**REQUIREMENT**
Copy out all the lines in the records that include the word "arcmin".

Rows from a figure dataset:

>> Start

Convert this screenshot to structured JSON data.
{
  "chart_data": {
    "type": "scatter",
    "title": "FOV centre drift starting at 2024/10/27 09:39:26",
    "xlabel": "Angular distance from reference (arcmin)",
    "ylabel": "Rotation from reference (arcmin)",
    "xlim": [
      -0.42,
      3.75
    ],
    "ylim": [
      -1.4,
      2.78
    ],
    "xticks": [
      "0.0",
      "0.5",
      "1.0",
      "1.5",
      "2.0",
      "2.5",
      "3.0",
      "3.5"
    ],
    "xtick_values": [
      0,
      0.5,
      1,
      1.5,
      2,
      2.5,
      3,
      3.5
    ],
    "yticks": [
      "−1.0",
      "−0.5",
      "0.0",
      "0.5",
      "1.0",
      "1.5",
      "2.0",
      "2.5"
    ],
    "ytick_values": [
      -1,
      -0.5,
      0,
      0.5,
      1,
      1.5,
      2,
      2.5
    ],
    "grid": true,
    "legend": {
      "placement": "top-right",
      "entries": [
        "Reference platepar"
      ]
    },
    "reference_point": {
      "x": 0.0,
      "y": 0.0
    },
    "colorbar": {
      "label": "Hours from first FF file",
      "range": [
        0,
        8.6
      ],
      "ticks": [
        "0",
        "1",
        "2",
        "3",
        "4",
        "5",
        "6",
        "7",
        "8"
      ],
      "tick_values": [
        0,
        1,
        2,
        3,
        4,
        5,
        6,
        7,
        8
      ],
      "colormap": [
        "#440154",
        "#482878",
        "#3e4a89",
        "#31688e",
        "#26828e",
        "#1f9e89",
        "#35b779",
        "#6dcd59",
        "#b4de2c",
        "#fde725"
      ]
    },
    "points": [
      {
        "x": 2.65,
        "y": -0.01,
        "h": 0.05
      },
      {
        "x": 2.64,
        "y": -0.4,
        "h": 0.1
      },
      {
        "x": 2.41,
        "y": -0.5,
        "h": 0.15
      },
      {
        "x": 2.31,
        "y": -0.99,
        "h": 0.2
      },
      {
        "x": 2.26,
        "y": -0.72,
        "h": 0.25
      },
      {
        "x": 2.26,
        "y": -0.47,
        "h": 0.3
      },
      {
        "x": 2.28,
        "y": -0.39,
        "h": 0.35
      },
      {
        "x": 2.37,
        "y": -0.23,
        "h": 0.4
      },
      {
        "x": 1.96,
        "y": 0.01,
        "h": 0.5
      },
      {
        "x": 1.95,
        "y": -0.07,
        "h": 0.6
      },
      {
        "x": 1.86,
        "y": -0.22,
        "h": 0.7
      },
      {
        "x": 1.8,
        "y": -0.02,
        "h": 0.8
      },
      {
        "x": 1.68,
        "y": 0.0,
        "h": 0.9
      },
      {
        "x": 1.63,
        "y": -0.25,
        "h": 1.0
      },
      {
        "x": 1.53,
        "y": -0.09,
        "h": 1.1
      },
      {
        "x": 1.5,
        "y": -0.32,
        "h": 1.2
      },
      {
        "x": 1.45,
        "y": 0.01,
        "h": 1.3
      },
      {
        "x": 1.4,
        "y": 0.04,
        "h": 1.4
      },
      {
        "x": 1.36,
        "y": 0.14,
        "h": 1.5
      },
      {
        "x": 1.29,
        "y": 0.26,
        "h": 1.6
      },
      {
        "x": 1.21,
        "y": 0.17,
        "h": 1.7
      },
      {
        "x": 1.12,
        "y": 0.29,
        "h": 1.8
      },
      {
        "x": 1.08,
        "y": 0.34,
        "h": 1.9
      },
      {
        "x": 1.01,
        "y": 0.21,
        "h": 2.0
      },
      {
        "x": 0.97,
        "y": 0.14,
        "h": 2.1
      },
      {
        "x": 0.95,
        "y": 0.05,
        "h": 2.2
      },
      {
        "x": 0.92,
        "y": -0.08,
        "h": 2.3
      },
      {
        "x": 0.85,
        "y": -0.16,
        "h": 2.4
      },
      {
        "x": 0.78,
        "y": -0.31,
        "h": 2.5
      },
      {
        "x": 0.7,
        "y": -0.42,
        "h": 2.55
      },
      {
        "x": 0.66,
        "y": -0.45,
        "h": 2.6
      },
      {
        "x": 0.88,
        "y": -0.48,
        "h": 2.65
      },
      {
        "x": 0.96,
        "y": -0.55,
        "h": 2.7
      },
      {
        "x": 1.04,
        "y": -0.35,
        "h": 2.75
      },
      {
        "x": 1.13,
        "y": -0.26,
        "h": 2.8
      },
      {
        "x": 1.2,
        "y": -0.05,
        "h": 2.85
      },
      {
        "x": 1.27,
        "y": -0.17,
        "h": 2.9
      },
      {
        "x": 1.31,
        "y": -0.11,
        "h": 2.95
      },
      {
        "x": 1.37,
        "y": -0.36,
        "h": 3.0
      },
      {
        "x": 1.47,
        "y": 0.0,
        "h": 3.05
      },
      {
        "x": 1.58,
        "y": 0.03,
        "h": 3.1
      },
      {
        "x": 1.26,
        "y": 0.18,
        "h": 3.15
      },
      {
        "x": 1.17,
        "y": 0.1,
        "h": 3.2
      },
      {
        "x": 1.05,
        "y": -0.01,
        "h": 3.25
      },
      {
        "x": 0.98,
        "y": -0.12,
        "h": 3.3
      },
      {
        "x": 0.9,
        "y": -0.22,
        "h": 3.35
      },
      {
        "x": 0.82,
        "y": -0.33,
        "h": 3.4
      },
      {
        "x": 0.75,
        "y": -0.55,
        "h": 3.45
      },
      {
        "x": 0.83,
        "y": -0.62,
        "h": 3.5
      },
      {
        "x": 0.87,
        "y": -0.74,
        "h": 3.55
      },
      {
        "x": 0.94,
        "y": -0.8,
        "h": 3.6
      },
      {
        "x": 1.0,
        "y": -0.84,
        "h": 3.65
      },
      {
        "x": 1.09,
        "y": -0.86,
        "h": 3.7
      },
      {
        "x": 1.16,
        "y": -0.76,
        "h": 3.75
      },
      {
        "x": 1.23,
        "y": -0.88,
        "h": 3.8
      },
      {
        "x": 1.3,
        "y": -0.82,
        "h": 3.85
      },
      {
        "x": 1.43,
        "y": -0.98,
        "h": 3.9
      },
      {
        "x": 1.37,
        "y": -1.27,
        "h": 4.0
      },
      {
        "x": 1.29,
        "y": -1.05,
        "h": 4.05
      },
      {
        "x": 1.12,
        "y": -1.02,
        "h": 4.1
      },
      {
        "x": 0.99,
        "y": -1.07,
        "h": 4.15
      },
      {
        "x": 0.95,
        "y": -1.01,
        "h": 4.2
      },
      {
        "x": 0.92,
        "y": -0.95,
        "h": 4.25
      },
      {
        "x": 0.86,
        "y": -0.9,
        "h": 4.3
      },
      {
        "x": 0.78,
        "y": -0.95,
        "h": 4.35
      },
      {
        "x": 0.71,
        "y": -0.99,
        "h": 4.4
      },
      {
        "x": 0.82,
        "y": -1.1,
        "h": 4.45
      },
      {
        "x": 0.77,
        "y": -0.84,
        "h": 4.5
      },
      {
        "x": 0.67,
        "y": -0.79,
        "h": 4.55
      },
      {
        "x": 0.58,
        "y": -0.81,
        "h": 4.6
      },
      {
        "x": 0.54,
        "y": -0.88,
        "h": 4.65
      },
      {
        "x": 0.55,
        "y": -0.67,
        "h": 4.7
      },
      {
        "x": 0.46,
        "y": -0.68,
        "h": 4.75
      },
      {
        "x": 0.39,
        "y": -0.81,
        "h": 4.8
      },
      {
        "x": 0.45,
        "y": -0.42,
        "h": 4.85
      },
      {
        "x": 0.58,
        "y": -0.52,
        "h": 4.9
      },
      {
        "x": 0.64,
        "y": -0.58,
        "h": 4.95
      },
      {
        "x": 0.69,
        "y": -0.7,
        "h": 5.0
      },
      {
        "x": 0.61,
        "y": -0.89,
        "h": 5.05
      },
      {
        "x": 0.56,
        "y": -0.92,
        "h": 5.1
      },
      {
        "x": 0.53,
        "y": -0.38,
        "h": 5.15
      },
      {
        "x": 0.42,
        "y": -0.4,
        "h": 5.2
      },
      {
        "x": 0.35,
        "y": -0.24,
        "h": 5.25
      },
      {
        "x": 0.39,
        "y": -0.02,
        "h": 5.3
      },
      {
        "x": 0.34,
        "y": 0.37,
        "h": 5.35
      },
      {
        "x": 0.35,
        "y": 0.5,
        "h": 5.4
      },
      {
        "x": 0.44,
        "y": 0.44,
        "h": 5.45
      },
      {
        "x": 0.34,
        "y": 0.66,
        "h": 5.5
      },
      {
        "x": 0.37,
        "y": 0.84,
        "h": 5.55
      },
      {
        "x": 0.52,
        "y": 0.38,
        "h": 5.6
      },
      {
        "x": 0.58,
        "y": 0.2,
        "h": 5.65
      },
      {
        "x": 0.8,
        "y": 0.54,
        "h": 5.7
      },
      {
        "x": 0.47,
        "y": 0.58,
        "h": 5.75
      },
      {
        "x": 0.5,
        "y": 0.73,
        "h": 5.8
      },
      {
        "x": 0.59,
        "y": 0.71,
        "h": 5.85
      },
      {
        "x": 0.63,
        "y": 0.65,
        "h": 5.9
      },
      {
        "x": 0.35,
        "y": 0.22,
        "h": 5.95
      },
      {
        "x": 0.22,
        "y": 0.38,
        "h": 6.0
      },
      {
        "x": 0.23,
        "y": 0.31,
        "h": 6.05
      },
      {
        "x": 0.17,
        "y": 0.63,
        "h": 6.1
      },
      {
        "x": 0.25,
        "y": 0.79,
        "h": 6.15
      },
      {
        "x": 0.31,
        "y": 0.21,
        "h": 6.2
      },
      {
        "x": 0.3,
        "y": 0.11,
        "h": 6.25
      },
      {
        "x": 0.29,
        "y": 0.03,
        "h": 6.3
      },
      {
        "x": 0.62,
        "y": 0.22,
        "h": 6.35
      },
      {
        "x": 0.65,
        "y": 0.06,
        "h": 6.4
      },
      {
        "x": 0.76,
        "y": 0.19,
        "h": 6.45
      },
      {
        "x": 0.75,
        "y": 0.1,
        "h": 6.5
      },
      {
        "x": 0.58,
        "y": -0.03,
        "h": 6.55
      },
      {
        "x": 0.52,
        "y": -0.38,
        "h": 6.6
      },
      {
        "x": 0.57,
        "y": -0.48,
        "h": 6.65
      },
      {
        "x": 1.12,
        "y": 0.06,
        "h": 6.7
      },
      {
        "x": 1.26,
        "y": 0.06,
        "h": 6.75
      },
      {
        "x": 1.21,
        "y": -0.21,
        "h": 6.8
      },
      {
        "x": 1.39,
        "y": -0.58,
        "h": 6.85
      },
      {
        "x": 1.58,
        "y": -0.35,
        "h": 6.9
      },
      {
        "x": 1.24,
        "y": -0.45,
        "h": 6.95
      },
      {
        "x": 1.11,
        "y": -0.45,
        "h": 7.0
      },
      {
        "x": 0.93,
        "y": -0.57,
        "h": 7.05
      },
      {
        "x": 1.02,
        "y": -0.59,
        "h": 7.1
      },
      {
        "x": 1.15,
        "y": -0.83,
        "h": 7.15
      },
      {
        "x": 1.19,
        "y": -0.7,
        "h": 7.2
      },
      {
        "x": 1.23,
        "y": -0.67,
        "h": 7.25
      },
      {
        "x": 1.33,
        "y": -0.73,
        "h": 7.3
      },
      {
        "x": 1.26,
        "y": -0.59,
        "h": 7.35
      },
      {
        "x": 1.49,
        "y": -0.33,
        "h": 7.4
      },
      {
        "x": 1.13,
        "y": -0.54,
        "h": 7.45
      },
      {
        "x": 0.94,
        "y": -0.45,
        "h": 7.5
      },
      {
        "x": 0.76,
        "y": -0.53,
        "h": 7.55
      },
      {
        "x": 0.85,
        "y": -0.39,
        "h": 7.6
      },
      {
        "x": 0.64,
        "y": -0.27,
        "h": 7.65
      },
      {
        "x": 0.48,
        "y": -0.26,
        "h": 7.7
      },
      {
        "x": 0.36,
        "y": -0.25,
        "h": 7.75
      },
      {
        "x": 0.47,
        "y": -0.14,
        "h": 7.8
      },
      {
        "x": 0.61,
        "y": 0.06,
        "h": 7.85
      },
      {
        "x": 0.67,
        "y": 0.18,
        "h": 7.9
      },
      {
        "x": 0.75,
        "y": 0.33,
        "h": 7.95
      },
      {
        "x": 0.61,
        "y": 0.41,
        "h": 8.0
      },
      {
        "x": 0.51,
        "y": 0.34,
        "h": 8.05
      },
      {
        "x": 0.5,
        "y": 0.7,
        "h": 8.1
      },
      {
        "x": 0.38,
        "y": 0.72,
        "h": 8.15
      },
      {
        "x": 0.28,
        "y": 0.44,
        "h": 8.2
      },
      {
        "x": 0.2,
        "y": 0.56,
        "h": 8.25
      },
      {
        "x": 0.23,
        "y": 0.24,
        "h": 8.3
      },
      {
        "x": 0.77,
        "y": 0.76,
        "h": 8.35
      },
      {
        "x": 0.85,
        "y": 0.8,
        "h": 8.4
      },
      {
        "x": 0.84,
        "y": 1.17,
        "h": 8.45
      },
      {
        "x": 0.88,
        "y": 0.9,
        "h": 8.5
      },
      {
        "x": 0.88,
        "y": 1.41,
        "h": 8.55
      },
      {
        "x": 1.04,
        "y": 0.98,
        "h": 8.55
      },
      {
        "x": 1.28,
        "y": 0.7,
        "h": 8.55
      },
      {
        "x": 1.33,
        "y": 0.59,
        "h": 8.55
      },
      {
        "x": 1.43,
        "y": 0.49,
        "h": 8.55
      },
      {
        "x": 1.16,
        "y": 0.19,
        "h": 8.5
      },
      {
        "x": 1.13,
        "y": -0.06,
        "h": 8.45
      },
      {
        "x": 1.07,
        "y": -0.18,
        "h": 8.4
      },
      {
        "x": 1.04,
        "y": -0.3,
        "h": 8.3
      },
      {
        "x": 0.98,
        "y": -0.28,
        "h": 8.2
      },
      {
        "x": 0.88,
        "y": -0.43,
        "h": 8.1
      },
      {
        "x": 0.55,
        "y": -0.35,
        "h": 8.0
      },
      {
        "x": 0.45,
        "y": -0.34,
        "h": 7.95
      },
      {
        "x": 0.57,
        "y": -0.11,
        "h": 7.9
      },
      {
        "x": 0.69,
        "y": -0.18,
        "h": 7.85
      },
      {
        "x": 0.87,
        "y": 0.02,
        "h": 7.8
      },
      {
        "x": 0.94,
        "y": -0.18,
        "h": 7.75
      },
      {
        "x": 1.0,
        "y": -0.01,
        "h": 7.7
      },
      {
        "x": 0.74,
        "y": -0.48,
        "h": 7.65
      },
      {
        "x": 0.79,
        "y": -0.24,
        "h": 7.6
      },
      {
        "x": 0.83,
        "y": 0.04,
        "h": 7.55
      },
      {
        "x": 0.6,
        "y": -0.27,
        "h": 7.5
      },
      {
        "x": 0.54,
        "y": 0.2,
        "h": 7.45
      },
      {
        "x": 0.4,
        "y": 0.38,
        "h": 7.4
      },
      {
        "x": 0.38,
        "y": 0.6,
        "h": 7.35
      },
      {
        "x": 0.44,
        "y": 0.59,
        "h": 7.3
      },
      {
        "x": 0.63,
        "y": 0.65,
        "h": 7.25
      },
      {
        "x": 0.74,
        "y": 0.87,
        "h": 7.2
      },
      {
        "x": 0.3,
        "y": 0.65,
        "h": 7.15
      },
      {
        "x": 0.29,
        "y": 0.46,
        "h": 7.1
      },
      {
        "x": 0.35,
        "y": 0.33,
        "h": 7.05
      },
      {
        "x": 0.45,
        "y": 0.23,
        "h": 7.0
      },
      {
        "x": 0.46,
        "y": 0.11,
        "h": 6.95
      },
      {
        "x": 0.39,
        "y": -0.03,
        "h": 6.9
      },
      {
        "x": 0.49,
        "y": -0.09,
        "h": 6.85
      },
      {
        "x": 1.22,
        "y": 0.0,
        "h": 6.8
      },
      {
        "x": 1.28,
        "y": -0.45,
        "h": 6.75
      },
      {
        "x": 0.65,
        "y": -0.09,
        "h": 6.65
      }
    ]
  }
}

>> End

**FULL SOLUTION**
    "xlabel": "Angular distance from reference (arcmin)",
    "ylabel": "Rotation from reference (arcmin)",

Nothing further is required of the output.